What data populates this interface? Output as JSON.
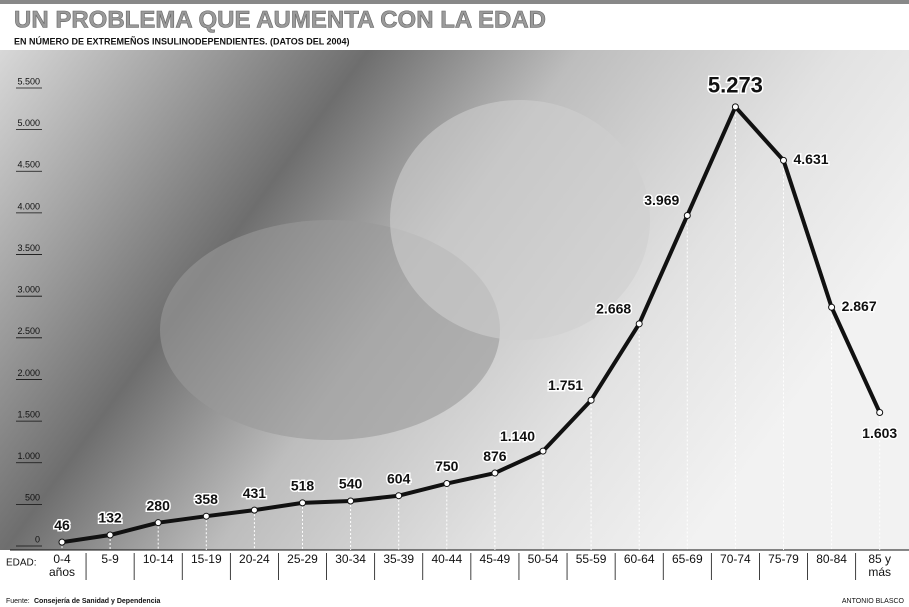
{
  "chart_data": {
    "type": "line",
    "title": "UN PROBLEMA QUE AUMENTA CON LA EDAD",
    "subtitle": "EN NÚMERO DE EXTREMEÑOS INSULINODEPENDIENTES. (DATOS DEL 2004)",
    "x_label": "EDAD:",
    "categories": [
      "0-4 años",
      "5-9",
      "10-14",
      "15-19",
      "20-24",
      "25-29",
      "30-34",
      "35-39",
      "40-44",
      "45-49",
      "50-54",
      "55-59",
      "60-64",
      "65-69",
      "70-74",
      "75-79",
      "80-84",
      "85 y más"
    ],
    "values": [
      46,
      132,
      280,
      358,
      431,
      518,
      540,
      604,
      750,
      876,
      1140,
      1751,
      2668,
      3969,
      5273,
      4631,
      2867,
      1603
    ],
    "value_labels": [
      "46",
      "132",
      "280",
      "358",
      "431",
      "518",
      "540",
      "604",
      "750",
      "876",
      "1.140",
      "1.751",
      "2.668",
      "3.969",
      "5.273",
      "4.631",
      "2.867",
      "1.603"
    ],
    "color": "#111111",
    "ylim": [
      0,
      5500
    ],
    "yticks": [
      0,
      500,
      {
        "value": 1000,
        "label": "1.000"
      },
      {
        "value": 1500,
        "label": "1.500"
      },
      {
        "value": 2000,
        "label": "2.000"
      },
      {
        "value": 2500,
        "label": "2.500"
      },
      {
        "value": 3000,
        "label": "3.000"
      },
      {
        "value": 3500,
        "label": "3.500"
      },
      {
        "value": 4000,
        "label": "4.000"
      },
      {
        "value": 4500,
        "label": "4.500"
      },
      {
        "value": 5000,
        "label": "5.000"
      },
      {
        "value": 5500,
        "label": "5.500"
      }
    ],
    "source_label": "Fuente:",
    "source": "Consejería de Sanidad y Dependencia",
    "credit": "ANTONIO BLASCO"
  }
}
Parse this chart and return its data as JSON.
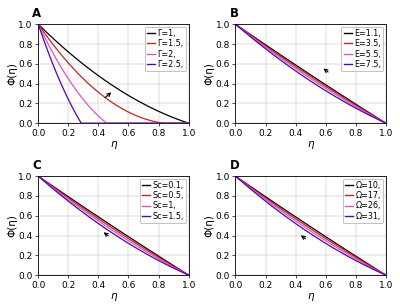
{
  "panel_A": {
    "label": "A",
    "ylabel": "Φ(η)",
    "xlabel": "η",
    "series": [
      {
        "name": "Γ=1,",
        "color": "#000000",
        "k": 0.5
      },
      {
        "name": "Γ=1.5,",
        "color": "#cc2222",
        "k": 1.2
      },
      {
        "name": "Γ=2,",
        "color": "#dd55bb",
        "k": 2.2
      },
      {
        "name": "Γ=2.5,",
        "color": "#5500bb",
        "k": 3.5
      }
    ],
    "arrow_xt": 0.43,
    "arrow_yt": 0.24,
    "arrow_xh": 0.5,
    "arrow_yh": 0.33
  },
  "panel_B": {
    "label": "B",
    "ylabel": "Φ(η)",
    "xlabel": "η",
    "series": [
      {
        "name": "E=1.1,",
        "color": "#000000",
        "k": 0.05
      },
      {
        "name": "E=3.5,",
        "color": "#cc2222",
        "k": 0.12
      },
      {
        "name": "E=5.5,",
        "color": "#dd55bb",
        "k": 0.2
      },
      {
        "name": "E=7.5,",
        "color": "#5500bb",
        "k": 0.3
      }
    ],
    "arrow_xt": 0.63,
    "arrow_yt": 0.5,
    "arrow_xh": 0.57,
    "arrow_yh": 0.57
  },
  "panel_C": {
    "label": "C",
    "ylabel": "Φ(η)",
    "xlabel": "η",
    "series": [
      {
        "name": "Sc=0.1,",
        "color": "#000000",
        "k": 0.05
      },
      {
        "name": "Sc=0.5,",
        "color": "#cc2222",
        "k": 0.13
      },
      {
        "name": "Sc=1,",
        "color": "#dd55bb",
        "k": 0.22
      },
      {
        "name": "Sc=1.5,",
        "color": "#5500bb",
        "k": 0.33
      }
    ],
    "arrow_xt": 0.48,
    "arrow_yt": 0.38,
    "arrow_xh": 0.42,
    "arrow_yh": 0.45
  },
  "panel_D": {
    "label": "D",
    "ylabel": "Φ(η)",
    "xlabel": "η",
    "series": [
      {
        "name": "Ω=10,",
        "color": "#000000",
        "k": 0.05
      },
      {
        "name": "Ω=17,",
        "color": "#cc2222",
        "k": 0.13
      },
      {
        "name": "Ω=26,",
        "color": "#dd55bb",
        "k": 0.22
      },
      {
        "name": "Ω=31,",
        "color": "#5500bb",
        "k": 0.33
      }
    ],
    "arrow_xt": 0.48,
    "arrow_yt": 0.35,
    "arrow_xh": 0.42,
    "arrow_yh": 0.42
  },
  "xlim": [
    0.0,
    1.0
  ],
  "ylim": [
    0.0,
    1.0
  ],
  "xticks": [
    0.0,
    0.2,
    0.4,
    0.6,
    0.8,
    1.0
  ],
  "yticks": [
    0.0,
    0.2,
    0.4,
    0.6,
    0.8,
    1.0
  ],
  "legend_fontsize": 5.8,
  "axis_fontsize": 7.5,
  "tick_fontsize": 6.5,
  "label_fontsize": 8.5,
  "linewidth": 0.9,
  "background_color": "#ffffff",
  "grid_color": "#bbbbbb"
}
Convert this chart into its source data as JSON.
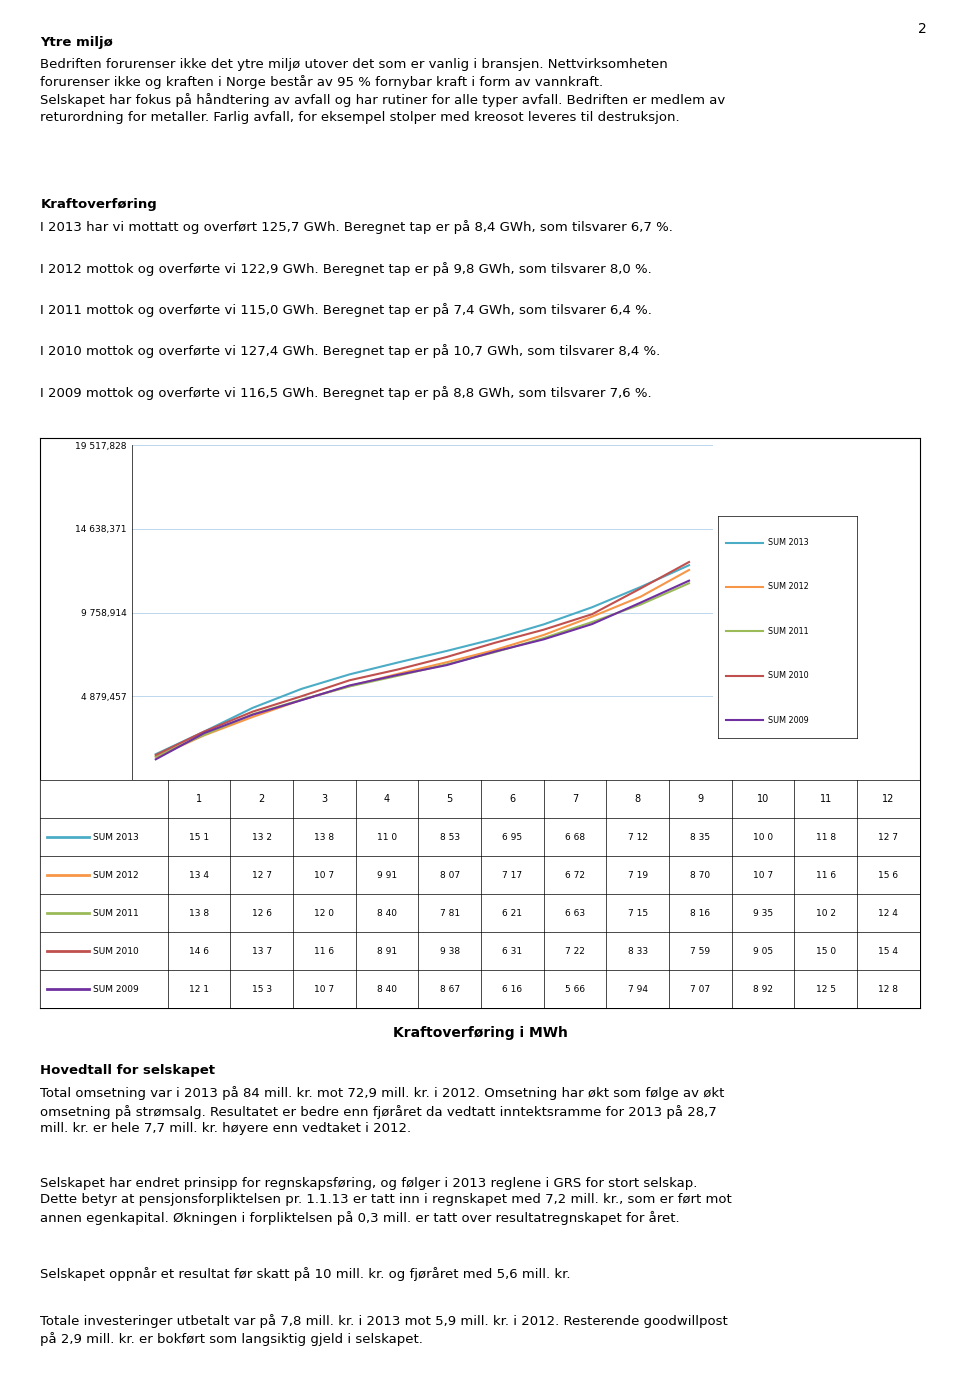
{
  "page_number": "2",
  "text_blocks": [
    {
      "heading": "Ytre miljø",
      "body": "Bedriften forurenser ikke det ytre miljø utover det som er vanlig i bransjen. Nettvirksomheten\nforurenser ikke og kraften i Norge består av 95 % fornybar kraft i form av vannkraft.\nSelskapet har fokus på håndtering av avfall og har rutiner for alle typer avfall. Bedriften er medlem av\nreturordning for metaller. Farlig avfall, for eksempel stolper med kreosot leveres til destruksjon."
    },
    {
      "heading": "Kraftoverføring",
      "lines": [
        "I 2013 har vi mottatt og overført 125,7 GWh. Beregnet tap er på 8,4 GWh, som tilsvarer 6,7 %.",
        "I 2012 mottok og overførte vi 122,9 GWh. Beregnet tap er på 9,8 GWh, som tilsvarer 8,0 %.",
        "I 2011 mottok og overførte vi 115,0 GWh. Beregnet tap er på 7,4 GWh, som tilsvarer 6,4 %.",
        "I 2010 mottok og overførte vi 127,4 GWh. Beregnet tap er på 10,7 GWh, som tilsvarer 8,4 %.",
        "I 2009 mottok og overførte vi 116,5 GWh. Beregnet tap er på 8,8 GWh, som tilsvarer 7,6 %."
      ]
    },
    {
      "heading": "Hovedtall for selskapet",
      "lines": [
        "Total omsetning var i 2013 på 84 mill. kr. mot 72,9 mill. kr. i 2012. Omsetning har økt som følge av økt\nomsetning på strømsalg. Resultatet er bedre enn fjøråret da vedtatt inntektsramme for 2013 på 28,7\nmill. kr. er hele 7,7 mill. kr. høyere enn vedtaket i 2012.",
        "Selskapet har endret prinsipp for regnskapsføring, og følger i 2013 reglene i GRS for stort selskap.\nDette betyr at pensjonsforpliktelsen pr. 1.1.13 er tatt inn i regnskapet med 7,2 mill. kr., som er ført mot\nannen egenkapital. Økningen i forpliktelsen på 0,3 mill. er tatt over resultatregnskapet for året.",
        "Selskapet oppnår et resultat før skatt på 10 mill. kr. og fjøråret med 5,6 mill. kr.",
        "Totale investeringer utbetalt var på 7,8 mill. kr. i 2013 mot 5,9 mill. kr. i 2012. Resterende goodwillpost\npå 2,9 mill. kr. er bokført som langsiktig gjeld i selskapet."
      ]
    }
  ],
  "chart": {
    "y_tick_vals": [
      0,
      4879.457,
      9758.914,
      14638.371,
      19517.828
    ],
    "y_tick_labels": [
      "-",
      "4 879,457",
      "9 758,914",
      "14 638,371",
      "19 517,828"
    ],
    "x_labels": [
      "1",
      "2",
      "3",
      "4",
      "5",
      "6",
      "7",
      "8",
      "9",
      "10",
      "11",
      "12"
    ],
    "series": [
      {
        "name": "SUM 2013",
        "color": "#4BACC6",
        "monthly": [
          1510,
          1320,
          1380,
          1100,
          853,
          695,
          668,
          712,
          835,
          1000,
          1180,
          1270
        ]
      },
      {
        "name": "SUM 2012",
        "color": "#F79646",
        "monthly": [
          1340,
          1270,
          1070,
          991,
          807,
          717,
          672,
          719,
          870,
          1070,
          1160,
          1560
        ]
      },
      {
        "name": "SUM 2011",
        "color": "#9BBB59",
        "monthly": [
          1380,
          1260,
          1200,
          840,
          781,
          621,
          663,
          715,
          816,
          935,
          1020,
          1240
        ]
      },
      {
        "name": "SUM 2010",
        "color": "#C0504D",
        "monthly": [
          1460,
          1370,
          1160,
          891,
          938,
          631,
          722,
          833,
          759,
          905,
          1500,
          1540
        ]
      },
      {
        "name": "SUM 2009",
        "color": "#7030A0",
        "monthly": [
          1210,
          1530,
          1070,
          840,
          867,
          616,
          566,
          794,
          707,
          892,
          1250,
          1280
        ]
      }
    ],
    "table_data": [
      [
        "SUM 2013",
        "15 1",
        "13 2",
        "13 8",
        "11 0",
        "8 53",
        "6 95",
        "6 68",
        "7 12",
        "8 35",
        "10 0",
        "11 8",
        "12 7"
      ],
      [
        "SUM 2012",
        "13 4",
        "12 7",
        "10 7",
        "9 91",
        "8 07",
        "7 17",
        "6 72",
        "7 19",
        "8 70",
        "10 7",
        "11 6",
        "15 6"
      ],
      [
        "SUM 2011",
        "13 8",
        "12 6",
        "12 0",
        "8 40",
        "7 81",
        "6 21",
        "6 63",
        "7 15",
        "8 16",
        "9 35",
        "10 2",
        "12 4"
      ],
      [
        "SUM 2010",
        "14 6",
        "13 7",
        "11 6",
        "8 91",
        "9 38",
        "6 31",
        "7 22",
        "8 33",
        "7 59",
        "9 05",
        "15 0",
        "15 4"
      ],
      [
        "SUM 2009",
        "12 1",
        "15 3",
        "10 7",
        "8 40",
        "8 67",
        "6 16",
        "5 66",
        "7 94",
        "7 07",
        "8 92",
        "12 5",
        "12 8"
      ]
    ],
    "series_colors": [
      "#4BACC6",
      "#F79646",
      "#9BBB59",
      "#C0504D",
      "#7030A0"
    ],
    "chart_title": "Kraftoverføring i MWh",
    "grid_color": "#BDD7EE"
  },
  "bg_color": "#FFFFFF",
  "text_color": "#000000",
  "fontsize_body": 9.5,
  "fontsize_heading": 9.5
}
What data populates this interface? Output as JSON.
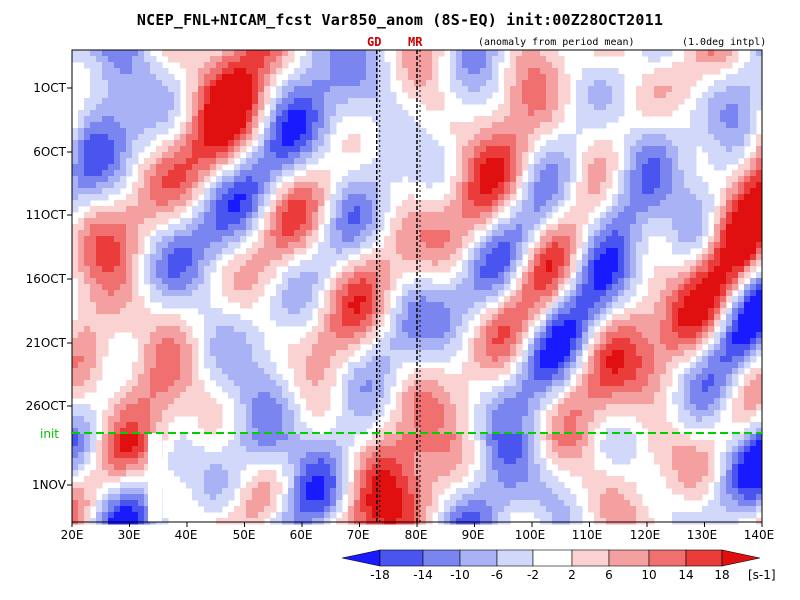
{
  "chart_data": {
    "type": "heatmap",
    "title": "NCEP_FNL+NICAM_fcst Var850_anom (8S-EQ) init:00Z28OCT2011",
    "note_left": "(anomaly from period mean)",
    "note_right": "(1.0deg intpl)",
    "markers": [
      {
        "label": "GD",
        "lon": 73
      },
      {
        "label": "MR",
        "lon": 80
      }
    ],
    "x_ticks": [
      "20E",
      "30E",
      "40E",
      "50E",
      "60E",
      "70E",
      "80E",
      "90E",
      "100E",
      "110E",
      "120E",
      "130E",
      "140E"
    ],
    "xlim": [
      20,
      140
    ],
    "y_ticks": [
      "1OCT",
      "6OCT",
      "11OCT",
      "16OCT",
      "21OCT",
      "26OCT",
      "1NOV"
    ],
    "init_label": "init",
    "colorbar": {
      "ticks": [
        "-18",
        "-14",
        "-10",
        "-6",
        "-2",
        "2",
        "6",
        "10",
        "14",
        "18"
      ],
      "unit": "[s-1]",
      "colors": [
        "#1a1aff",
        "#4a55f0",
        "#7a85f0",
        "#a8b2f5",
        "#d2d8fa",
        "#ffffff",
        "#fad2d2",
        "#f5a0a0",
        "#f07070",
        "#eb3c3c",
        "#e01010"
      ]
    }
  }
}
┄┄┄┄┄┄
TASK BRIEF:
Pull out every line of the records above that contains the word "miljø".

OUTPUT OF THE TASK:
      "heading": "Ytre miljø",
      "body": "Bedriften forurenser ikke det ytre miljø utover det som er vanlig i bransjen. Nettvirksomheten\nforurenser ikke og kraften i Norge består av 95 % fornybar kraft i form av vannkraft.\nSelskapet har fokus på håndtering av avfall og har rutiner for alle typer avfall. Bedriften er medlem av\nreturordning for metaller. Farlig avfall, for eksempel stolper med kreosot leveres til destruksjon."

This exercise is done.